**DATA FOR THIS TASK:**
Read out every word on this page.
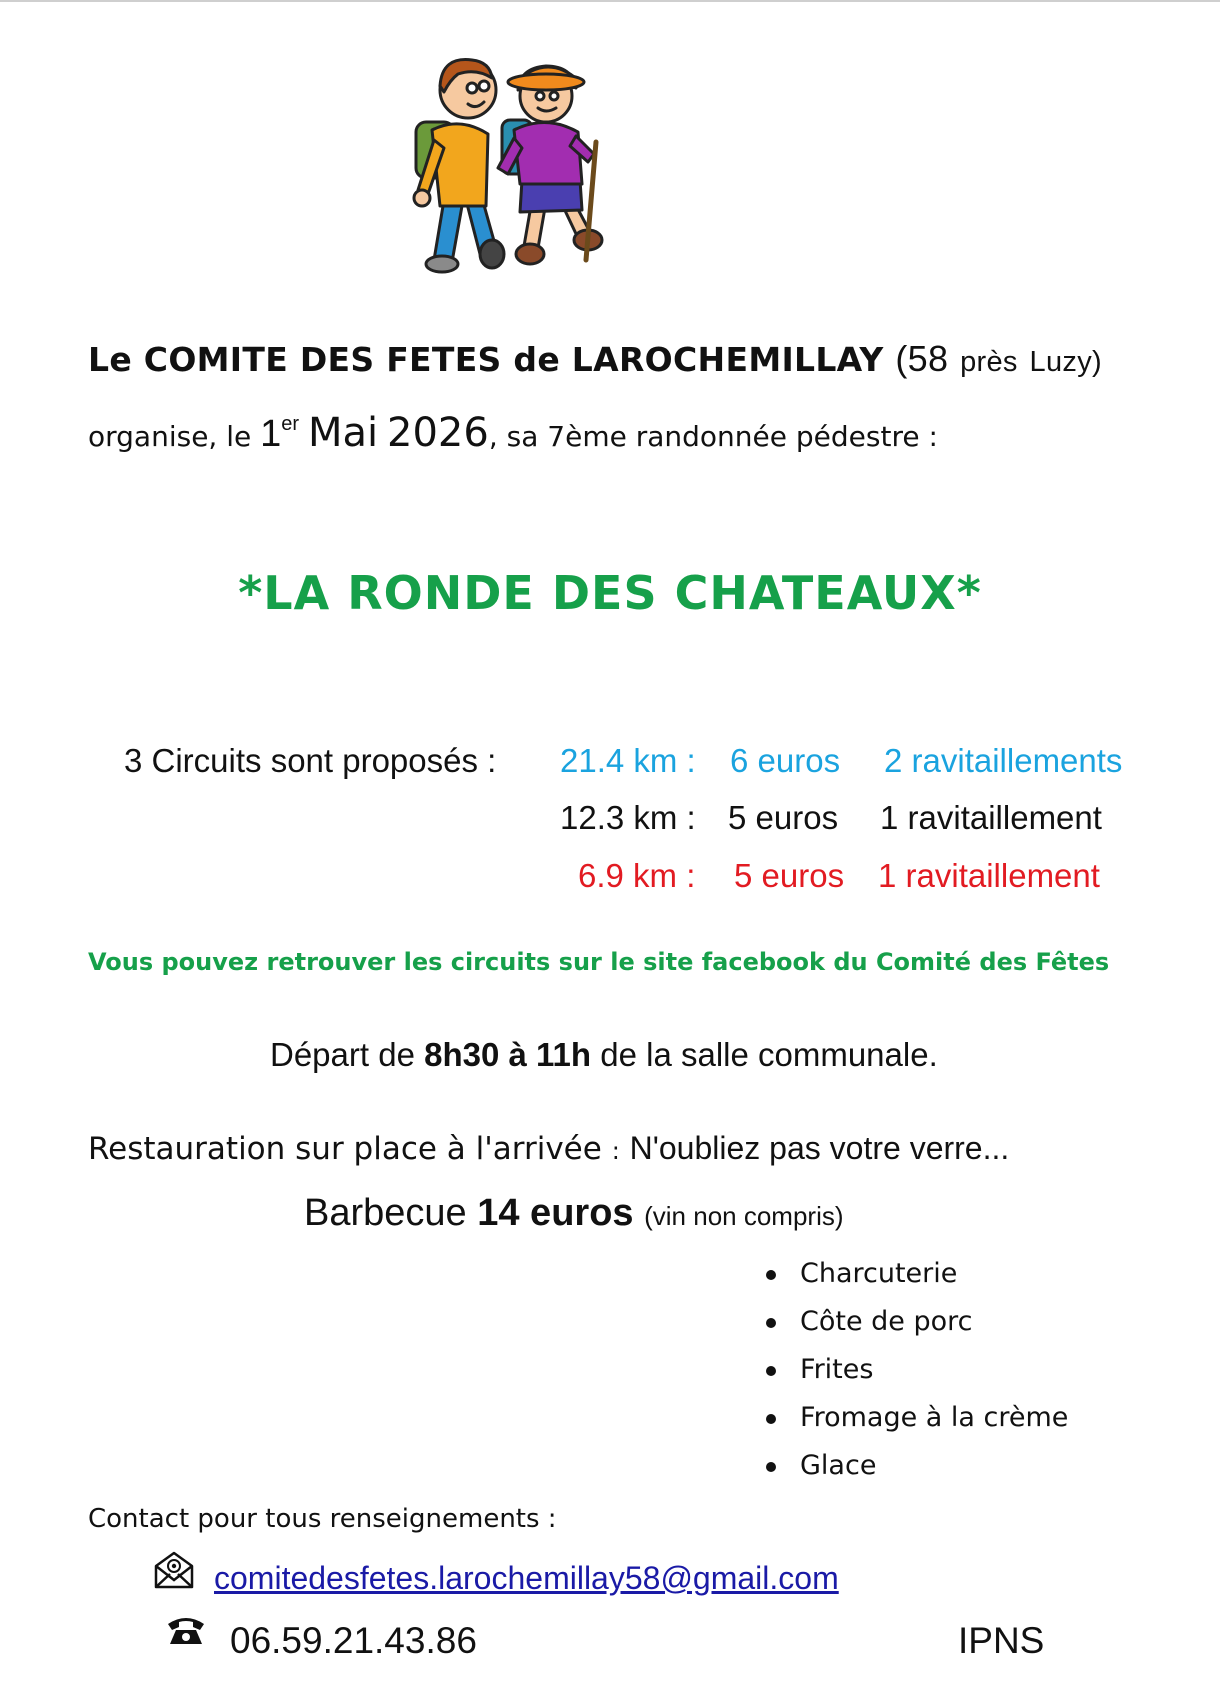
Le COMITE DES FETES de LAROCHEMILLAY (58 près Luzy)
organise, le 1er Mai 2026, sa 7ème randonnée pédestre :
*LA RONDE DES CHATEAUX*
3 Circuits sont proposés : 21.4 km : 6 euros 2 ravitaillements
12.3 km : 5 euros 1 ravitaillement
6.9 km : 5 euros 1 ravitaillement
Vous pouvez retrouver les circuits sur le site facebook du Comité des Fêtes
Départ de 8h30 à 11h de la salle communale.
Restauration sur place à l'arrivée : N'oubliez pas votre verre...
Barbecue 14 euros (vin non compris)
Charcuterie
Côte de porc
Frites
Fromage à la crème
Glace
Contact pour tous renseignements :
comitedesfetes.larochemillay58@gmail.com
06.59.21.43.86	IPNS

**TASK DESCRIPTION:**
Pictures are excluded; copy every other part of the records exactly.

**WRITTEN RESPONSE:**
Read out every word on this page.
Le COMITE DES FETES de LAROCHEMILLAY (58 près Luzy)
organise, le 1er Mai 2026, sa 7ème randonnée pédestre :
*LA RONDE DES CHATEAUX*
3 Circuits sont proposés : 21.4 km : 6 euros 2 ravitaillements
12.3 km : 5 euros 1 ravitaillement
6.9 km : 5 euros 1 ravitaillement
Vous pouvez retrouver les circuits sur le site facebook du Comité des Fêtes
Départ de 8h30 à 11h de la salle communale.
Restauration sur place à l'arrivée : N'oubliez pas votre verre...
Barbecue 14 euros (vin non compris)
Charcuterie
Côte de porc
Frites
Fromage à la crème
Glace
Contact pour tous renseignements :
comitedesfetes.larochemillay58@gmail.com
06.59.21.43.86	IPNS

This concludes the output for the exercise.